Exercise instructions:
Gather every line holding the string "content".

Extracted records:
— Start —

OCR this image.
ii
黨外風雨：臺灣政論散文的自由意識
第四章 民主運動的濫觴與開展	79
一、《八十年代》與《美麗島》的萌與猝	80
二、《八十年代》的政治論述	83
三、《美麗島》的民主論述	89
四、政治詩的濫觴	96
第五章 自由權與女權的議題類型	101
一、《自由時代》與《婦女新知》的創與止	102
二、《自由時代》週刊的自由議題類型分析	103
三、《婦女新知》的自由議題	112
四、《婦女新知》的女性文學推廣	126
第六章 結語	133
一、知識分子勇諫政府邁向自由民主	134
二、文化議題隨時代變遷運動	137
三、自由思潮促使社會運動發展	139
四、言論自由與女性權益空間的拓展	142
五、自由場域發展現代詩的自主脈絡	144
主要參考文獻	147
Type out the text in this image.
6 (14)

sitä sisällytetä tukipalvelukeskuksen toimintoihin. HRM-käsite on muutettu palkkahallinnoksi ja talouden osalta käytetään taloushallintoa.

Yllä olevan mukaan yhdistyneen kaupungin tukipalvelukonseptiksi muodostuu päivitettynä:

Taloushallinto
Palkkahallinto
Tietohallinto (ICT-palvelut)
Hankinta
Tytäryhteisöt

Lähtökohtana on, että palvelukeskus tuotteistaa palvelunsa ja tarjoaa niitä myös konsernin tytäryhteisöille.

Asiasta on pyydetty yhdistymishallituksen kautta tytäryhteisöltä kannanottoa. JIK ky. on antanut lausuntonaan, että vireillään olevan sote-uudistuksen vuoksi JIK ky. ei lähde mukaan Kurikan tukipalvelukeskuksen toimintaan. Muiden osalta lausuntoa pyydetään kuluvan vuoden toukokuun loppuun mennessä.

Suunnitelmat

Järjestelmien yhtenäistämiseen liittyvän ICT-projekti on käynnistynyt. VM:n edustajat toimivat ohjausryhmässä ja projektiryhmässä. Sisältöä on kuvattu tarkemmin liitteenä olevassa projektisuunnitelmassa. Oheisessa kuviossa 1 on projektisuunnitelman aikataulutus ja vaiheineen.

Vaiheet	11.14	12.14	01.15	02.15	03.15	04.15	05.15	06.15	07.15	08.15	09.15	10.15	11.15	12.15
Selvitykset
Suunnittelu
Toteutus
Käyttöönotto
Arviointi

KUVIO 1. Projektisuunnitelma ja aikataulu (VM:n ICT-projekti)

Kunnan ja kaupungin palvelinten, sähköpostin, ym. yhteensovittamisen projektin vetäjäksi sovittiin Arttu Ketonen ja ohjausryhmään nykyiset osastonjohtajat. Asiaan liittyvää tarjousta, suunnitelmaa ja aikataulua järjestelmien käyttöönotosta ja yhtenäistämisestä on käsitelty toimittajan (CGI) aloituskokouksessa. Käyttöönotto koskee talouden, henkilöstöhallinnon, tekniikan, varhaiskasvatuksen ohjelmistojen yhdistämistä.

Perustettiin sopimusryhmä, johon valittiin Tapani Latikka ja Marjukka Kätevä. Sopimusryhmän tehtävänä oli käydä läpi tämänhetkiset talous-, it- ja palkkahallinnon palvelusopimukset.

— End —
— Start —

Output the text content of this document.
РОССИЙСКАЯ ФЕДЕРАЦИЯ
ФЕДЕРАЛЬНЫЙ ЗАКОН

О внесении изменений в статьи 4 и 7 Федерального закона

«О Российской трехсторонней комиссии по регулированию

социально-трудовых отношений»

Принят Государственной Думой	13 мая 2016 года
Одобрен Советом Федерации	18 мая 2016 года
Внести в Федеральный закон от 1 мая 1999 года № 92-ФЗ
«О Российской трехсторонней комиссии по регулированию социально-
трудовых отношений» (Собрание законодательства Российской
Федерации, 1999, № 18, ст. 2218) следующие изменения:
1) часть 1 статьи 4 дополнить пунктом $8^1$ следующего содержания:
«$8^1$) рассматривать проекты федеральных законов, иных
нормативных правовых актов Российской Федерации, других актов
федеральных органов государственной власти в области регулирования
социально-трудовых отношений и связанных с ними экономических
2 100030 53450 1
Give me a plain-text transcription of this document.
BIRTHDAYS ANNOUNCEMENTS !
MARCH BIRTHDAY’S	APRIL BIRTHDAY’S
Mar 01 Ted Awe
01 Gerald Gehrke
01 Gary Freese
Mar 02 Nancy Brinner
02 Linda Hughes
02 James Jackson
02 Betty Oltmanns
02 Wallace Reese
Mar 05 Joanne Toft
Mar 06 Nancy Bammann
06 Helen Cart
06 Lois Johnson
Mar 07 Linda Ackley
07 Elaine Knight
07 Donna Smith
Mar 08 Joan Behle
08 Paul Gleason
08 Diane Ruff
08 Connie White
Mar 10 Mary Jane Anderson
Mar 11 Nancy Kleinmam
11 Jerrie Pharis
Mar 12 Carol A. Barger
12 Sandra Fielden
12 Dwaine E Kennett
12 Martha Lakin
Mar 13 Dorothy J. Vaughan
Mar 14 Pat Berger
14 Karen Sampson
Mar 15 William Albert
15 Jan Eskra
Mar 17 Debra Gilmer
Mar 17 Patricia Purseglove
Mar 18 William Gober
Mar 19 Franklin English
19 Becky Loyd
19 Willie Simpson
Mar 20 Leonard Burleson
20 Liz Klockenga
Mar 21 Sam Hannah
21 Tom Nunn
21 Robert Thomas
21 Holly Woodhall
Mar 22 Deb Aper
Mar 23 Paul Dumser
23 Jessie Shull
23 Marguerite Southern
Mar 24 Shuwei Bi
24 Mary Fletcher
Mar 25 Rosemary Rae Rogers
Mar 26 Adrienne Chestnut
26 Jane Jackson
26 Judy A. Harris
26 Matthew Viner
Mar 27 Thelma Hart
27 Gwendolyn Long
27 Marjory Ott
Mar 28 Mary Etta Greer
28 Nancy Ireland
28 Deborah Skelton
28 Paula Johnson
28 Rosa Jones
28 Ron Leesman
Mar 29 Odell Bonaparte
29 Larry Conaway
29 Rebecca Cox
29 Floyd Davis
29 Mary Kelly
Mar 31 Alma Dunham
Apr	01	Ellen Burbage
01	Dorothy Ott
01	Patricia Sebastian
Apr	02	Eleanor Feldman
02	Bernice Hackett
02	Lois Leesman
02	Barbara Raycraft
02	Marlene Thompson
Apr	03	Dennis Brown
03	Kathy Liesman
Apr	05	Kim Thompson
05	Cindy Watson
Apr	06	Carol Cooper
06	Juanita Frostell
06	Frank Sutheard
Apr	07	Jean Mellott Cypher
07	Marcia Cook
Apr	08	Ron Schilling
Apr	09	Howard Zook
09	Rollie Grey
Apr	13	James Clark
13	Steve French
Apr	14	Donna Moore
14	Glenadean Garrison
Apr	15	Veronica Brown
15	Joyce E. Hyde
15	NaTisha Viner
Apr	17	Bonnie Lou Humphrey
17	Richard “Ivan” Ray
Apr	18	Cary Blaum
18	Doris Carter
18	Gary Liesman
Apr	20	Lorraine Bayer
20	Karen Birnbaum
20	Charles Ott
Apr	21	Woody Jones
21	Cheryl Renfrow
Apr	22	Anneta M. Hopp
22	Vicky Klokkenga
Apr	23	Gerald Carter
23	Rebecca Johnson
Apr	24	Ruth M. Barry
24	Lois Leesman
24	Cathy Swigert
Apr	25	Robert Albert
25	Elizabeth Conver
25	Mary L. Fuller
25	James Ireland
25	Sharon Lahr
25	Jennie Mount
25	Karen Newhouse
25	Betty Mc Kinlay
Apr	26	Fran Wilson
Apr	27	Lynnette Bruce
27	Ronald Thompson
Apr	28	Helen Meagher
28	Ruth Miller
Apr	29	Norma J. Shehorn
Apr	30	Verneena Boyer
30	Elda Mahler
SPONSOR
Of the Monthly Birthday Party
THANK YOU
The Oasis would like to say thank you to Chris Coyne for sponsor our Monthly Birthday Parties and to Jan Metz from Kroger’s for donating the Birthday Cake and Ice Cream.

— End —
— Start —

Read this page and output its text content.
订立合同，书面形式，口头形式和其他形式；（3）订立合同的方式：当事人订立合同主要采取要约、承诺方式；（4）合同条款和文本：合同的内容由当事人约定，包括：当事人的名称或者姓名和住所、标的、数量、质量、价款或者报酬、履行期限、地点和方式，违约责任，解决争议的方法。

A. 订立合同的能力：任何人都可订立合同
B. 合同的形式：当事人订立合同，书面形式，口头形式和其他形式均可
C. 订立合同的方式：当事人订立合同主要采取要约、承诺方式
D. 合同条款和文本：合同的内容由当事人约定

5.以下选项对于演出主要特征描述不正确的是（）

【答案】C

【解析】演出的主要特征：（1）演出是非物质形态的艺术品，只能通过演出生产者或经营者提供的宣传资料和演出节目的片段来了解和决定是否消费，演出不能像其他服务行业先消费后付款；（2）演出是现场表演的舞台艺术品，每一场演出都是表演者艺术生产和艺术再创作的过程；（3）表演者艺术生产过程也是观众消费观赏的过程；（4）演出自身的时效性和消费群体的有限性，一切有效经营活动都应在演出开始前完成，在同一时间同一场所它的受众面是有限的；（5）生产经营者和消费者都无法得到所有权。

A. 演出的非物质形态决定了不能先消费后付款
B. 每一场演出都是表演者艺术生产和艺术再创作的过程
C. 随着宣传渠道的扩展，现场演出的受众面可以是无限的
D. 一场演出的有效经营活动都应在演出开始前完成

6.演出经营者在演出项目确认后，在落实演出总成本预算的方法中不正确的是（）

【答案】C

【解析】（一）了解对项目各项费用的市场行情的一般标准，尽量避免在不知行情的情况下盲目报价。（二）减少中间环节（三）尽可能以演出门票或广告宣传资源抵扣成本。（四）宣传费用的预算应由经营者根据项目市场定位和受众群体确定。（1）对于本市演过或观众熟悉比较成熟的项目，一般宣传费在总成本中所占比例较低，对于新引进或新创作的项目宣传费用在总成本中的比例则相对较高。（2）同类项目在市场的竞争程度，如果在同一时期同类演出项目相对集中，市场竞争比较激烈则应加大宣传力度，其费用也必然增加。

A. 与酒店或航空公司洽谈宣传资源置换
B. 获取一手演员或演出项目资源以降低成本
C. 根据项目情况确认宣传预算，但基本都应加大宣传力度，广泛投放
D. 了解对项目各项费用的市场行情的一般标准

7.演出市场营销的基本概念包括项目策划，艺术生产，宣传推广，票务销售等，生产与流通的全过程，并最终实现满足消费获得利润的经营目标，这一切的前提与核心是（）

— End —

Written solution:
Output the text content of this document.
Read this page and output its text content.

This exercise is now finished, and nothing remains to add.